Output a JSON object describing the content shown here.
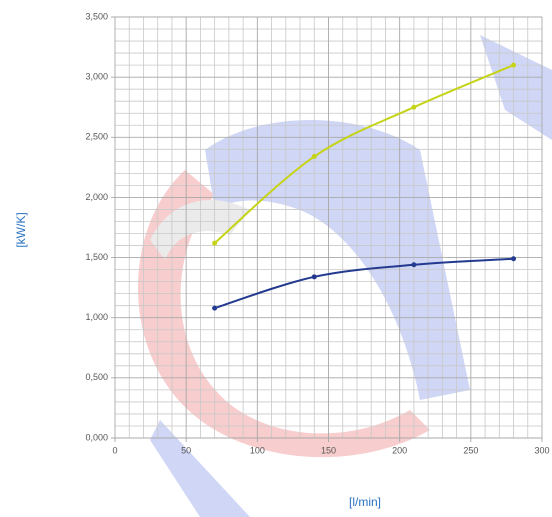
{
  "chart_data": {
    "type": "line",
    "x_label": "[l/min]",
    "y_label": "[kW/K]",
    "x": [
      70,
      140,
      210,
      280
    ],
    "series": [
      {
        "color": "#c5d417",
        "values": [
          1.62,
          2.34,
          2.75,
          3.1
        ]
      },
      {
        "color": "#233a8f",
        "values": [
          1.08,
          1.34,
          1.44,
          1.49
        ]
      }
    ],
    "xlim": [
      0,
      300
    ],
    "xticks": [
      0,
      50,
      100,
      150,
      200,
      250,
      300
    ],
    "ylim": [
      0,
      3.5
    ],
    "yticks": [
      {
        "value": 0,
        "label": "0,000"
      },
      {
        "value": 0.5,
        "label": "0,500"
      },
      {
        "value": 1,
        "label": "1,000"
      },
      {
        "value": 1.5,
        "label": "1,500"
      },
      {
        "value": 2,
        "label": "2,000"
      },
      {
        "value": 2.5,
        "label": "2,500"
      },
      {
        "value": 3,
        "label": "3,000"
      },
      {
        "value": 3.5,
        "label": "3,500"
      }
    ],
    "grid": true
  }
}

--

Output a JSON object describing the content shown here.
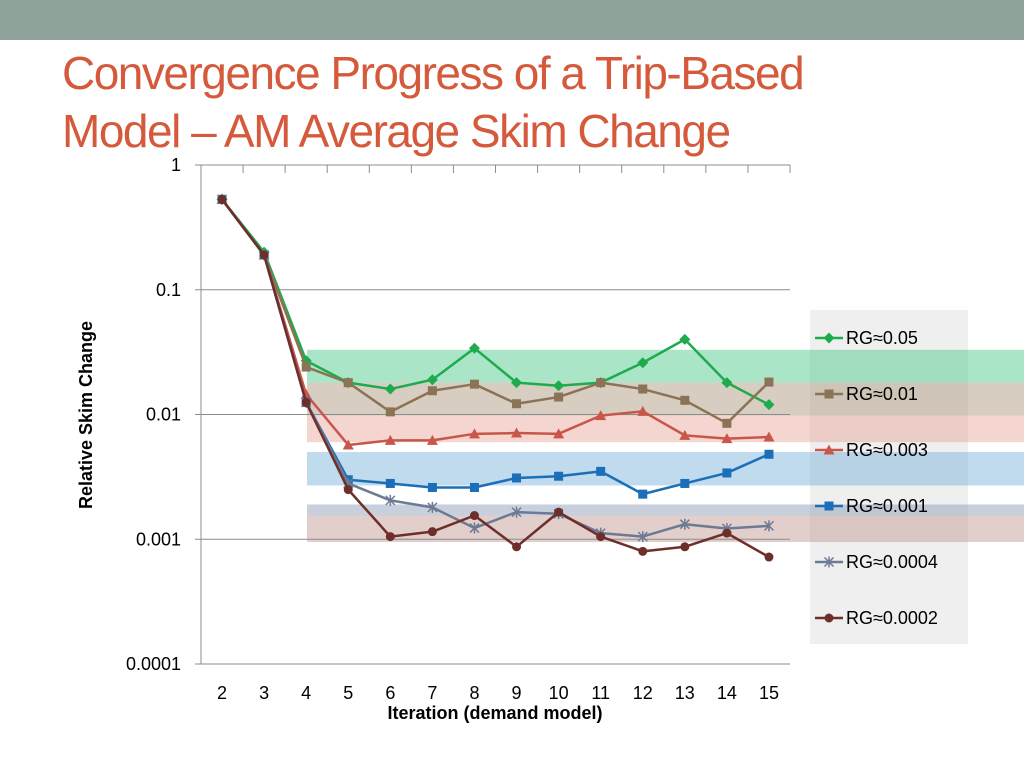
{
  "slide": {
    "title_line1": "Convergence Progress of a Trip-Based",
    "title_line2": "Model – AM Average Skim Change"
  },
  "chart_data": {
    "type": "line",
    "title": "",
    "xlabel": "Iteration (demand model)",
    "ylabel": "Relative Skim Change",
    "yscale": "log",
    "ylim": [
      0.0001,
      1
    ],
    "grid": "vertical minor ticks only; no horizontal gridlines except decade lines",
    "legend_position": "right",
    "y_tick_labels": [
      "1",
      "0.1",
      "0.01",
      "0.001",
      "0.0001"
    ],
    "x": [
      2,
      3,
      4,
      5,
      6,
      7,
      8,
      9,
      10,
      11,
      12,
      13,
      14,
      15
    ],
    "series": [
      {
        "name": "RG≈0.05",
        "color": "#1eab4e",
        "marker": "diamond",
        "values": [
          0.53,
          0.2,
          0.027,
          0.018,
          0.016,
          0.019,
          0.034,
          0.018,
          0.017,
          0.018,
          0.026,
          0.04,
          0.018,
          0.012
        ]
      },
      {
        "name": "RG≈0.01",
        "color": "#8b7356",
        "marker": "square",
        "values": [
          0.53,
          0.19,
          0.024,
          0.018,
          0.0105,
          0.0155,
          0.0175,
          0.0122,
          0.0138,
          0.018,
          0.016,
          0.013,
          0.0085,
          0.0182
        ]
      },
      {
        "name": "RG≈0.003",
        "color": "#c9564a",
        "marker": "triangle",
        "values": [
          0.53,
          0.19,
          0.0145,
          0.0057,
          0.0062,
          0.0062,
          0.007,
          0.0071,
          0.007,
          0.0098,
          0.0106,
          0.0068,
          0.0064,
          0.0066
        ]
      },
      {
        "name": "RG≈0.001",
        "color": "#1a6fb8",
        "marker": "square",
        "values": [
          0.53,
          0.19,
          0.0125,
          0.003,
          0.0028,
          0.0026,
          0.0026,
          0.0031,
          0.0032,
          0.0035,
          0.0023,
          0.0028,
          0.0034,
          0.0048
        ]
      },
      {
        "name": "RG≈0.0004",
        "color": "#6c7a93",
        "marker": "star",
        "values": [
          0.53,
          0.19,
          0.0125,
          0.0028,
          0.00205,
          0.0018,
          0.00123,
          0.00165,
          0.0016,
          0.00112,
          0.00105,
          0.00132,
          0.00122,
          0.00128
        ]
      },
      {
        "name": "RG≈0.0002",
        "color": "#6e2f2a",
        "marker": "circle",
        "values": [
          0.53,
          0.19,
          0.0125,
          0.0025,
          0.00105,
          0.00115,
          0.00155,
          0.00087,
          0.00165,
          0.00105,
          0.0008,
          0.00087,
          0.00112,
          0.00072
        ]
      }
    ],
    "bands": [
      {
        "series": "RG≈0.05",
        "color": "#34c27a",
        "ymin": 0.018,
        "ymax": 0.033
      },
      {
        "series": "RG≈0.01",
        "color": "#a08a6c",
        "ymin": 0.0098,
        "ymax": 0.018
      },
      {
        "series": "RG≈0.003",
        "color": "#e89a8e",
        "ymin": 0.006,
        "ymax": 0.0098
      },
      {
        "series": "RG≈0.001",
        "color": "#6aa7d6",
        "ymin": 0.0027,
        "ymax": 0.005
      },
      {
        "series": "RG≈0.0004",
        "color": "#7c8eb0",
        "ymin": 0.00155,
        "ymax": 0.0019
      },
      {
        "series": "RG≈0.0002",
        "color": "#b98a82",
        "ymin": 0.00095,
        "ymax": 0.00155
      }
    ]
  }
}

◆ **Problem statement**:
All lines holding the word "marker" should be picked out and copied.

◆ **Written response**:
        "marker": "diamond",
        "marker": "square",
        "marker": "triangle",
        "marker": "square",
        "marker": "star",
        "marker": "circle",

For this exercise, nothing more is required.